#### What you should do:
Transcribe the records that follow in their entirety, omitting any pictures.

Collected data
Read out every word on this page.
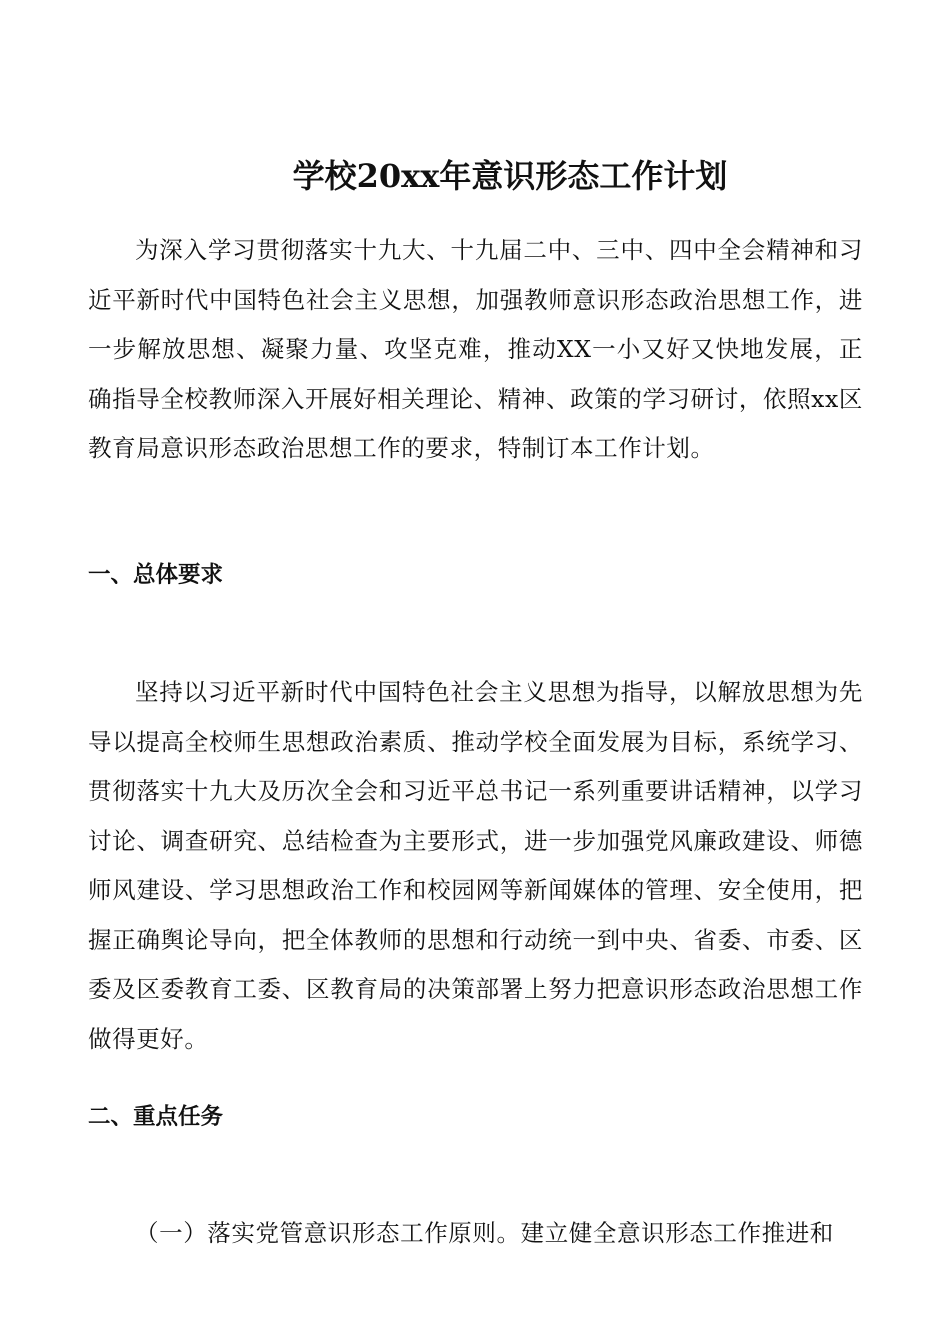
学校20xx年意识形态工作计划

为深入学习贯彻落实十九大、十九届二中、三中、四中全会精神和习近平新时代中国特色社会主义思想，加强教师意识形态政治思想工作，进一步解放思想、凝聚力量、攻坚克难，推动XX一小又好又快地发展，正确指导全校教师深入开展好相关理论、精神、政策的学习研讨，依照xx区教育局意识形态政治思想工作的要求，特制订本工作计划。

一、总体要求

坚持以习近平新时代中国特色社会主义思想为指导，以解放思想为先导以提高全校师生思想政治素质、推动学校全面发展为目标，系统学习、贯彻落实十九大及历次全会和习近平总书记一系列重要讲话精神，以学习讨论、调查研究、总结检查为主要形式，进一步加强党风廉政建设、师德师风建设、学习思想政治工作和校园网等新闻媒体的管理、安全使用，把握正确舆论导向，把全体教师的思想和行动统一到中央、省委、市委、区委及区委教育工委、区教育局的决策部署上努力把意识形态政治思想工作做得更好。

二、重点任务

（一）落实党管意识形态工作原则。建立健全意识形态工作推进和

#### Written response:
Read out every word on this page.
学校20xx年意识形态工作计划

为深入学习贯彻落实十九大、十九届二中、三中、四中全会精神和习近平新时代中国特色社会主义思想，加强教师意识形态政治思想工作，进一步解放思想、凝聚力量、攻坚克难，推动XX一小又好又快地发展，正确指导全校教师深入开展好相关理论、精神、政策的学习研讨，依照xx区教育局意识形态政治思想工作的要求，特制订本工作计划。

一、总体要求

坚持以习近平新时代中国特色社会主义思想为指导，以解放思想为先导以提高全校师生思想政治素质、推动学校全面发展为目标，系统学习、贯彻落实十九大及历次全会和习近平总书记一系列重要讲话精神，以学习讨论、调查研究、总结检查为主要形式，进一步加强党风廉政建设、师德师风建设、学习思想政治工作和校园网等新闻媒体的管理、安全使用，把握正确舆论导向，把全体教师的思想和行动统一到中央、省委、市委、区委及区委教育工委、区教育局的决策部署上努力把意识形态政治思想工作做得更好。

二、重点任务

（一）落实党管意识形态工作原则。建立健全意识形态工作推进和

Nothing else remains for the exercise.